- **Текст**:
══════════
Латинская просодия шлоки

     «Кришна! Вот мои родные, вооруженные, готовые терзать друг друга! Кришна! Мои члены трепещут, лицо бледнеет, кровь стынет, смертный холод течет по жилам, волосы поднимаются дыбом от ужаса. Гандив, мой верный лук, падает из руки, неспособной держать его; душа, упоенная печалью, кажется, хочет оставить меня.

     Бог светловласый, скажи мне! Когда изгублю я всех моих врагов, будет ли это счастье? Победа, престол, жизнь что будут тогда значить для меня? Что значит царство, победа, жизнь, когда те, для коих мы желаем получить и сохранить их, падут в сражении? Сыны и отцы, дядья и племянники, друзья и родные – нет, небесный победитель! Не хочу, чтоб все они пали на бранном поле, если б даже три мира были мне наградою за смерть их! Изгубить их, чтобы завоевать сей ничтожный мир! Нет! Не хочу, хотя они сами готовы безжалостно умертвить меня!»

     Сия речь, исполненная столь глубокой чувствительности, занимает большое пространство: в ней представляется полная картина ужасов междоусобной войны: прерванные жертвоприношения, расторгнутые узы семейств, истребление благородных фамилий, распутство женщин, торжество нечестия. Аржуна падает на колесницу, кладет свой лук и стрелы, ждет ответа от бога. Кришна укоряет его в слабости; Аржуна возражает снова с глубочайшей меланхолиею: он лучше хочет быть нищим, изгнанником, лучше хочет потерять корону и жизнь, чем проливать кровь родных своих.
══════════
- **Набор записей**:
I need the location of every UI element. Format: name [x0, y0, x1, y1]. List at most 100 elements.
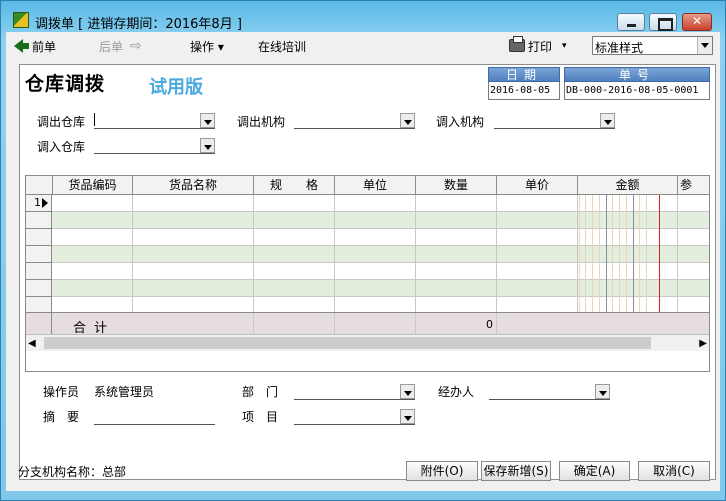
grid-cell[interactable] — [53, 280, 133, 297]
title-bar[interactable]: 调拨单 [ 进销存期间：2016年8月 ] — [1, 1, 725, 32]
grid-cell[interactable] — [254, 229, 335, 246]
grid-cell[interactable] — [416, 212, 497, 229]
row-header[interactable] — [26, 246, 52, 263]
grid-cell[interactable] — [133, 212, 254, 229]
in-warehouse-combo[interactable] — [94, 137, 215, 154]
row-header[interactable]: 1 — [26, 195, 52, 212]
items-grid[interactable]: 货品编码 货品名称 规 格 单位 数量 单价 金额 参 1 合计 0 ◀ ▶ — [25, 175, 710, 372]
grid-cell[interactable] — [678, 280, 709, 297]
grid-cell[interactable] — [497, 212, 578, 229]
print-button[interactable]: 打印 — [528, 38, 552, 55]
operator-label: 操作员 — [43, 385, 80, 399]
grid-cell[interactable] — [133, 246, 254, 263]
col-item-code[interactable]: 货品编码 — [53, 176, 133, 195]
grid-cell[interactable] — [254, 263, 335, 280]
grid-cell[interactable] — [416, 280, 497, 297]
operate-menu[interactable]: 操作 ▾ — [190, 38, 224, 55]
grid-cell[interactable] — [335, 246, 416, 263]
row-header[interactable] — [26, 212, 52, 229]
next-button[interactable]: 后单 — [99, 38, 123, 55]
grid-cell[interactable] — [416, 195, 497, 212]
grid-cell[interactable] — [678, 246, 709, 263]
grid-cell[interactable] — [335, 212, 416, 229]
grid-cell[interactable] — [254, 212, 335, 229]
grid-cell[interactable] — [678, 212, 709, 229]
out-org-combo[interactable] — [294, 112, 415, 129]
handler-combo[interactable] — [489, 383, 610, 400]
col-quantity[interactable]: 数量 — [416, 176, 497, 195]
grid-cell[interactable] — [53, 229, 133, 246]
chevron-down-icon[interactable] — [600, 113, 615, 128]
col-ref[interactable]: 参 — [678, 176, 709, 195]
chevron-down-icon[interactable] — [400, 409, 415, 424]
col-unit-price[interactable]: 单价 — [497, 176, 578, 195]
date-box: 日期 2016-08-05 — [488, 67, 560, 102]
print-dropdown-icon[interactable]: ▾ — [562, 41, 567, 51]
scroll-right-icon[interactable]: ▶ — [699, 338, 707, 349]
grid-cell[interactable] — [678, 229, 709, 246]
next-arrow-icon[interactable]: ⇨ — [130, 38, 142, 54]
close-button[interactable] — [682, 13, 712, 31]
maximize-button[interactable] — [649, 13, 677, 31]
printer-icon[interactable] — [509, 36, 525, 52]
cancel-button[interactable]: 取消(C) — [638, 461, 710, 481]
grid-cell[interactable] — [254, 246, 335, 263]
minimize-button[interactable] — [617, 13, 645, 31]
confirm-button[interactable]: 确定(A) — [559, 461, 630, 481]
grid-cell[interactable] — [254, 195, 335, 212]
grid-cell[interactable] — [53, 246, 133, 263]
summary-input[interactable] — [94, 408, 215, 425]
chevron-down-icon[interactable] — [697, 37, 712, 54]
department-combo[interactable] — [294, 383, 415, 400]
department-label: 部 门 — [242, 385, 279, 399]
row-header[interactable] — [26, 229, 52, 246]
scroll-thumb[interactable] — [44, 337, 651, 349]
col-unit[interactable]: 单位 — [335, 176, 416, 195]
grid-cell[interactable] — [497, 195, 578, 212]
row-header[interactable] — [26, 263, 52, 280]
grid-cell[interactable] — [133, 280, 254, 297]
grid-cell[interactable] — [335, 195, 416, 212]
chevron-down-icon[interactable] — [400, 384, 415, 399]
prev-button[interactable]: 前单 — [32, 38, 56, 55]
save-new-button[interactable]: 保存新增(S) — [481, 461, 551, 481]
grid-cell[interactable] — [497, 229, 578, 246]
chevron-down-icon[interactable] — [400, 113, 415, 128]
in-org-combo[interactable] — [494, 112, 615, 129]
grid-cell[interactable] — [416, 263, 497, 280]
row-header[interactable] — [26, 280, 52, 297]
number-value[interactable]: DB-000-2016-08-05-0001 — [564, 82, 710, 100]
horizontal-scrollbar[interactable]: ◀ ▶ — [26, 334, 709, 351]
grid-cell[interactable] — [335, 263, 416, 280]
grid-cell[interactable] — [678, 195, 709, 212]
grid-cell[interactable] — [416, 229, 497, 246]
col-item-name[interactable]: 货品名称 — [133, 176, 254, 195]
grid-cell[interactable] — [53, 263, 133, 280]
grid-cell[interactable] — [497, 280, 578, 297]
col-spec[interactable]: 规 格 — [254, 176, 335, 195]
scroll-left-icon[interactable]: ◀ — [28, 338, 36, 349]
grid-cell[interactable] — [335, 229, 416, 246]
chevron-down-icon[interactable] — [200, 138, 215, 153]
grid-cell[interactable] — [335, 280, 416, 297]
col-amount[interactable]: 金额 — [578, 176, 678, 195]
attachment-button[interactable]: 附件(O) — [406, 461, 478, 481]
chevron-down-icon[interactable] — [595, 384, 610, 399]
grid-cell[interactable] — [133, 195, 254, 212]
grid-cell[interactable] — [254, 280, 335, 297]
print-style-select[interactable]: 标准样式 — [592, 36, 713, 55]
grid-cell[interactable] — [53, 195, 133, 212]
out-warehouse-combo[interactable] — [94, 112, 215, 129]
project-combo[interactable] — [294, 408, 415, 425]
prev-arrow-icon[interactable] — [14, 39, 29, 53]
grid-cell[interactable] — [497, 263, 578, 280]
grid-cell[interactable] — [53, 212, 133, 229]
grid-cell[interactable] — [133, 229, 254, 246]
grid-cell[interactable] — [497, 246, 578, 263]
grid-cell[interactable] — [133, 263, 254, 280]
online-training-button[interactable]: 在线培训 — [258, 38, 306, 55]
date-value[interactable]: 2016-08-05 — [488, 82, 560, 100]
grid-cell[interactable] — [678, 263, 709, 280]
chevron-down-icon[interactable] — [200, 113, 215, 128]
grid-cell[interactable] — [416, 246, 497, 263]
══════════
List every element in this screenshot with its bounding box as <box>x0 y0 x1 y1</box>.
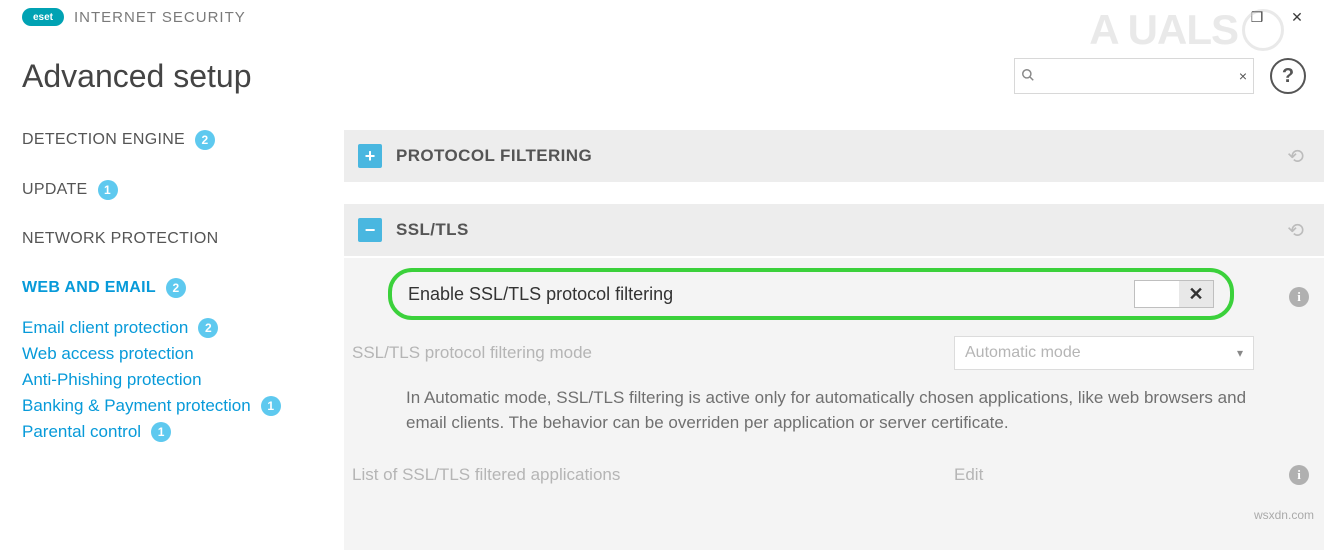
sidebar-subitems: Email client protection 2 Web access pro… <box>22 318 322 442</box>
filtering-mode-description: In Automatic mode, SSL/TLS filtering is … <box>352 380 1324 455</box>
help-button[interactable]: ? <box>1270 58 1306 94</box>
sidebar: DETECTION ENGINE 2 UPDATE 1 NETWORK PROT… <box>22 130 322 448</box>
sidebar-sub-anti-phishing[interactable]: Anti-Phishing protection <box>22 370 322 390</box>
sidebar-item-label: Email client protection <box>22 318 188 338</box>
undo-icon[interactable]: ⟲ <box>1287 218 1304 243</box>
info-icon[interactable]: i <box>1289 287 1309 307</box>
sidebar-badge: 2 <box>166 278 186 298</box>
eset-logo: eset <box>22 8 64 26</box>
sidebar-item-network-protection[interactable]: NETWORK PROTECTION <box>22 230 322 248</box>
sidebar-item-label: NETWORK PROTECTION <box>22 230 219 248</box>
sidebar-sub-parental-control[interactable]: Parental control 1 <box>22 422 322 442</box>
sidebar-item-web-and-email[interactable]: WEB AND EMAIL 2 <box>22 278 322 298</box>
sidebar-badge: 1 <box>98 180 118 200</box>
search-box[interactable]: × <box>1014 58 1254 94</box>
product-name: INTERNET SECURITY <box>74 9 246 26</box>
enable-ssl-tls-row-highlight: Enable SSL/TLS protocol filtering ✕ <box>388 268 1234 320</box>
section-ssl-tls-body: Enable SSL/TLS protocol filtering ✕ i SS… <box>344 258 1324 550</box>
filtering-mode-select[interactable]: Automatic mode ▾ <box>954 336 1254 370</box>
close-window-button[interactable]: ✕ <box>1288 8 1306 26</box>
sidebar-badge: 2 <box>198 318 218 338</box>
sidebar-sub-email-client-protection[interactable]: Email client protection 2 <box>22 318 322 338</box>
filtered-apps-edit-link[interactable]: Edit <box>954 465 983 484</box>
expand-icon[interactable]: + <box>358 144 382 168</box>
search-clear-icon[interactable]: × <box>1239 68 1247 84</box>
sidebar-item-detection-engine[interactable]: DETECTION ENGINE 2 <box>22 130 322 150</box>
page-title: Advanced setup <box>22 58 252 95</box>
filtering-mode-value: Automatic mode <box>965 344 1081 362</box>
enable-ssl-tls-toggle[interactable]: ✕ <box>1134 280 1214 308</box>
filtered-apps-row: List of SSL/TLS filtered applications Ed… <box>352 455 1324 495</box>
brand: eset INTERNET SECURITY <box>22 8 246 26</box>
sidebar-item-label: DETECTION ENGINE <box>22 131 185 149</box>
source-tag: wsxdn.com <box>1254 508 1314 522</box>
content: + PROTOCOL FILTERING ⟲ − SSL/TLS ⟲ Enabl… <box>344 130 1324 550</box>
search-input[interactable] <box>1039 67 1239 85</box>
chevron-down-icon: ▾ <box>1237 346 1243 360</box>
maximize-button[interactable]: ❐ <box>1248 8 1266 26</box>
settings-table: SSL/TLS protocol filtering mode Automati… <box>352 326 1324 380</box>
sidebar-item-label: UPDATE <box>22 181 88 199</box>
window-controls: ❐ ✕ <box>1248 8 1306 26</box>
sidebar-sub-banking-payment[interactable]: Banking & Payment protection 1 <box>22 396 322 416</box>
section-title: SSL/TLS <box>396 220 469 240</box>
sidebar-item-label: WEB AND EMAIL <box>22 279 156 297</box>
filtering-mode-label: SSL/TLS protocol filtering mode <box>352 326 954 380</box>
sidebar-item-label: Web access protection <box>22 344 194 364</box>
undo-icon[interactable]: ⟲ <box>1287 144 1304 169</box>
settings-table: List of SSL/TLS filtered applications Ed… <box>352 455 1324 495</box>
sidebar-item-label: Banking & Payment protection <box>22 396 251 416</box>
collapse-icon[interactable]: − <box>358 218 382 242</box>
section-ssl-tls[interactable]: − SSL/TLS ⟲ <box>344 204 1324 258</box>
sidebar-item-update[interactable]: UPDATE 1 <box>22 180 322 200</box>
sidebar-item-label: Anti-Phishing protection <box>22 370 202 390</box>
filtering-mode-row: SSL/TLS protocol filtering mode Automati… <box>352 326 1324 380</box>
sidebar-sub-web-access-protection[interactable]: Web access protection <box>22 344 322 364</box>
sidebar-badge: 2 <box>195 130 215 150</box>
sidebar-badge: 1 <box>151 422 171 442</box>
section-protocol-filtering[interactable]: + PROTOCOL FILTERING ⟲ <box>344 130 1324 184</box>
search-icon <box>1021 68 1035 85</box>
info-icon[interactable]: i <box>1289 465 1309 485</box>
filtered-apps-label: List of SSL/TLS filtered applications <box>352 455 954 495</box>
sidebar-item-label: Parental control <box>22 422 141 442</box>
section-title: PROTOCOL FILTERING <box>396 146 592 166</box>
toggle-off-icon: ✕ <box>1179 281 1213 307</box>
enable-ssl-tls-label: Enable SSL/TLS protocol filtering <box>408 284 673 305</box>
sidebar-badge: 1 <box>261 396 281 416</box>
══════════
- **Что сделать**:
A: Процитируйте из текста о речи Аржуны отрывок от «Сия речь, исполненная» до «кровь родных своих.».
B: Ответьте по тексту о речи Аржуны:
(i) Как зовут верный лук Аржуны?
(ii) Куда падает Аржуна, прежде чем положить лук и стрелы?
(iii) Кем Аржуна лучше хочет быть, чем проливать кровь родных?

- **Ответы к заданиям**:
A:
Сия речь, исполненная столь глубокой чувствительности, занимает большое пространство: в ней представляется полная картина ужасов междоусобной войны: прерванные жертвоприношения, расторгнутые узы семейств, истребление благородных фамилий, распутство женщин, торжество нечестия. Аржуна падает на колесницу, кладет свой лук и стрелы, ждет ответа от бога. Кришна укоряет его в слабости; Аржуна возражает снова с глубочайшей меланхолиею: он лучше хочет быть нищим, изгнанником, лучше хочет потерять корону и жизнь, чем проливать кровь родных своих.

B:
(i) Гандив.
(ii) На колесницу.
(iii) Нищим, изгнанником.